#### [SET TASK]
Leaving out the pictures, please retype each record exactly.

[BEGIN THE INPUT]

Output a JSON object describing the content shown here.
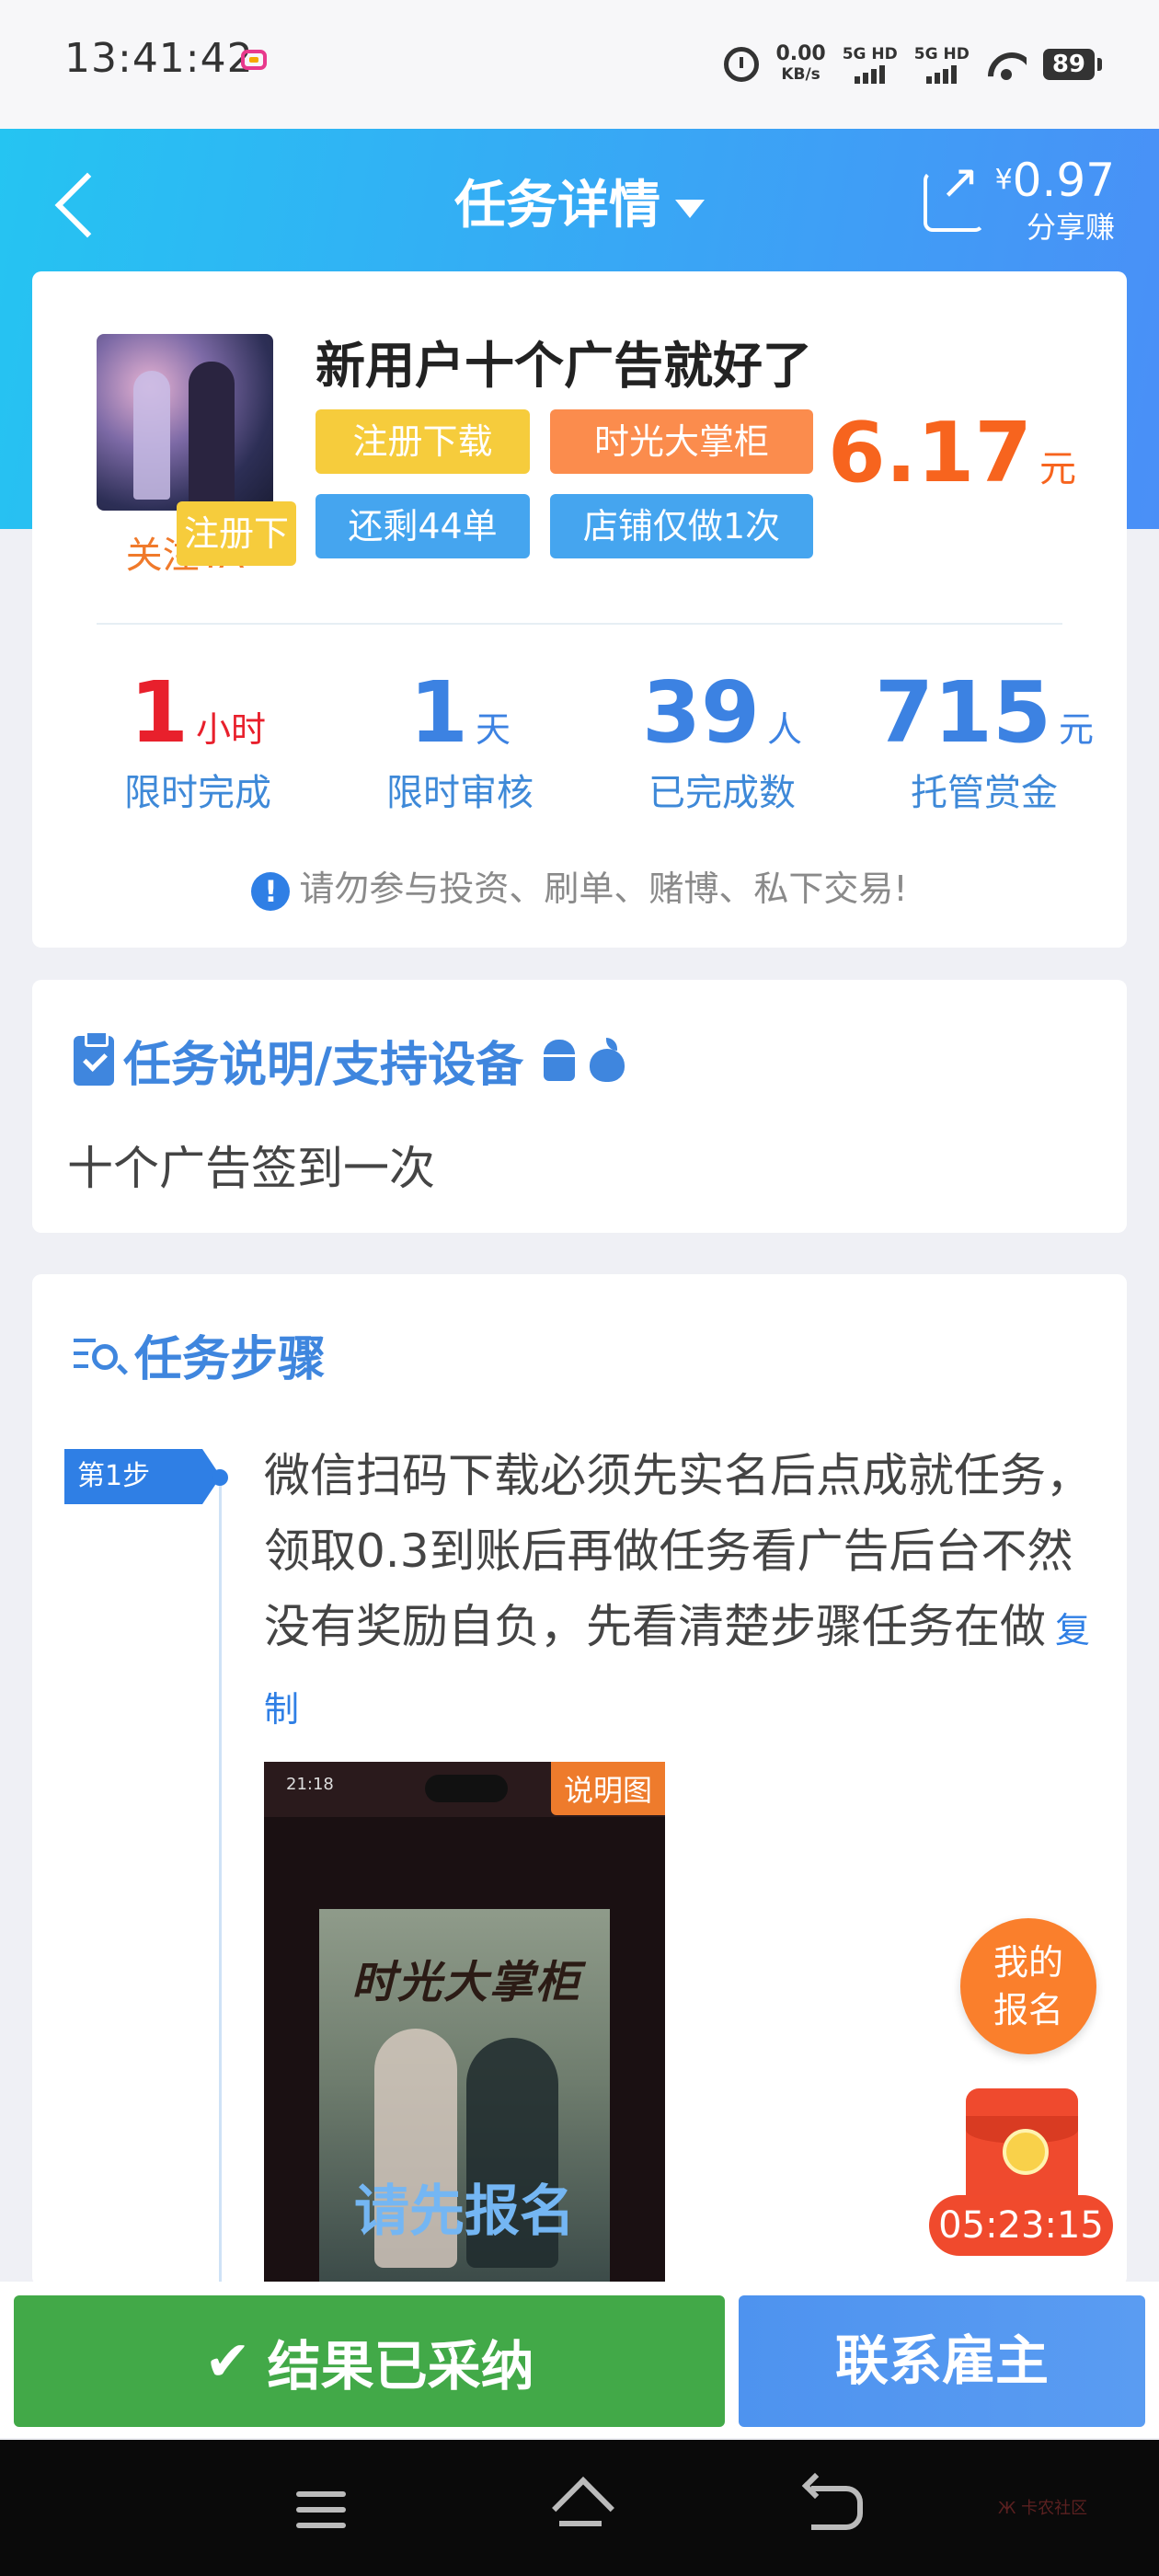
{
  "status_bar": {
    "time": "13:41:42",
    "net_speed_value": "0.00",
    "net_speed_unit": "KB/s",
    "signal1": "5G HD",
    "signal2": "5G HD",
    "battery": "89"
  },
  "header": {
    "title": "任务详情",
    "share_amount": "0.97",
    "share_currency": "¥",
    "share_label": "分享赚"
  },
  "task": {
    "avatar_action": "关注TA",
    "title": "新用户十个广告就好了",
    "tags": [
      "注册下载",
      "时光大掌柜",
      "还剩44单",
      "店铺仅做1次"
    ],
    "price": "6.17",
    "price_unit": "元",
    "stats": [
      {
        "value": "1",
        "unit": "小时",
        "label": "限时完成"
      },
      {
        "value": "1",
        "unit": "天",
        "label": "限时审核"
      },
      {
        "value": "39",
        "unit": "人",
        "label": "已完成数"
      },
      {
        "value": "715",
        "unit": "元",
        "label": "托管赏金"
      }
    ],
    "warning_icon": "!",
    "warning": "请勿参与投资、刷单、赌博、私下交易!"
  },
  "description": {
    "title": "任务说明/支持设备",
    "text": "十个广告签到一次"
  },
  "steps": {
    "title": "任务步骤",
    "items": [
      {
        "badge": "第1步",
        "text": "微信扫码下载必须先实名后点成就任务，领取0.3到账后再做任务看广告后台不然没有奖励自负，先看清楚步骤任务在做",
        "copy_label": "复制",
        "image_label": "说明图",
        "image_time": "21:18",
        "image_logo": "时光大掌柜",
        "image_overlay": "请先报名"
      }
    ]
  },
  "floating": {
    "signup_line1": "我的",
    "signup_line2": "报名",
    "timer": "05:23:15"
  },
  "actions": {
    "accepted_check": "✔",
    "accepted": "结果已采纳",
    "contact": "联系雇主"
  },
  "watermark": "Ж 卡农社区"
}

[END THE INPUT]

#### [EXERCISE OUTPUT]
Output a JSON object describing the content shown here.
{
  "status_bar": {
    "time": "13:41:42",
    "net_speed_value": "0.00",
    "net_speed_unit": "KB/s",
    "signal1": "5G HD",
    "signal2": "5G HD",
    "battery": "89"
  },
  "header": {
    "title": "任务详情",
    "share_amount": "0.97",
    "share_currency": "¥",
    "share_label": "分享赚"
  },
  "task": {
    "avatar_action": "关注TA",
    "title": "新用户十个广告就好了",
    "tags": [
      "注册下载",
      "时光大掌柜",
      "还剩44单",
      "店铺仅做1次"
    ],
    "price": "6.17",
    "price_unit": "元",
    "stats": [
      {
        "value": "1",
        "unit": "小时",
        "label": "限时完成"
      },
      {
        "value": "1",
        "unit": "天",
        "label": "限时审核"
      },
      {
        "value": "39",
        "unit": "人",
        "label": "已完成数"
      },
      {
        "value": "715",
        "unit": "元",
        "label": "托管赏金"
      }
    ],
    "warning_icon": "!",
    "warning": "请勿参与投资、刷单、赌博、私下交易!"
  },
  "description": {
    "title": "任务说明/支持设备",
    "text": "十个广告签到一次"
  },
  "steps": {
    "title": "任务步骤",
    "items": [
      {
        "badge": "第1步",
        "text": "微信扫码下载必须先实名后点成就任务，领取0.3到账后再做任务看广告后台不然没有奖励自负，先看清楚步骤任务在做",
        "copy_label": "复制",
        "image_label": "说明图",
        "image_time": "21:18",
        "image_logo": "时光大掌柜",
        "image_overlay": "请先报名"
      }
    ]
  },
  "floating": {
    "signup_line1": "我的",
    "signup_line2": "报名",
    "timer": "05:23:15"
  },
  "actions": {
    "accepted_check": "✔",
    "accepted": "结果已采纳",
    "contact": "联系雇主"
  },
  "watermark": "Ж 卡农社区"
}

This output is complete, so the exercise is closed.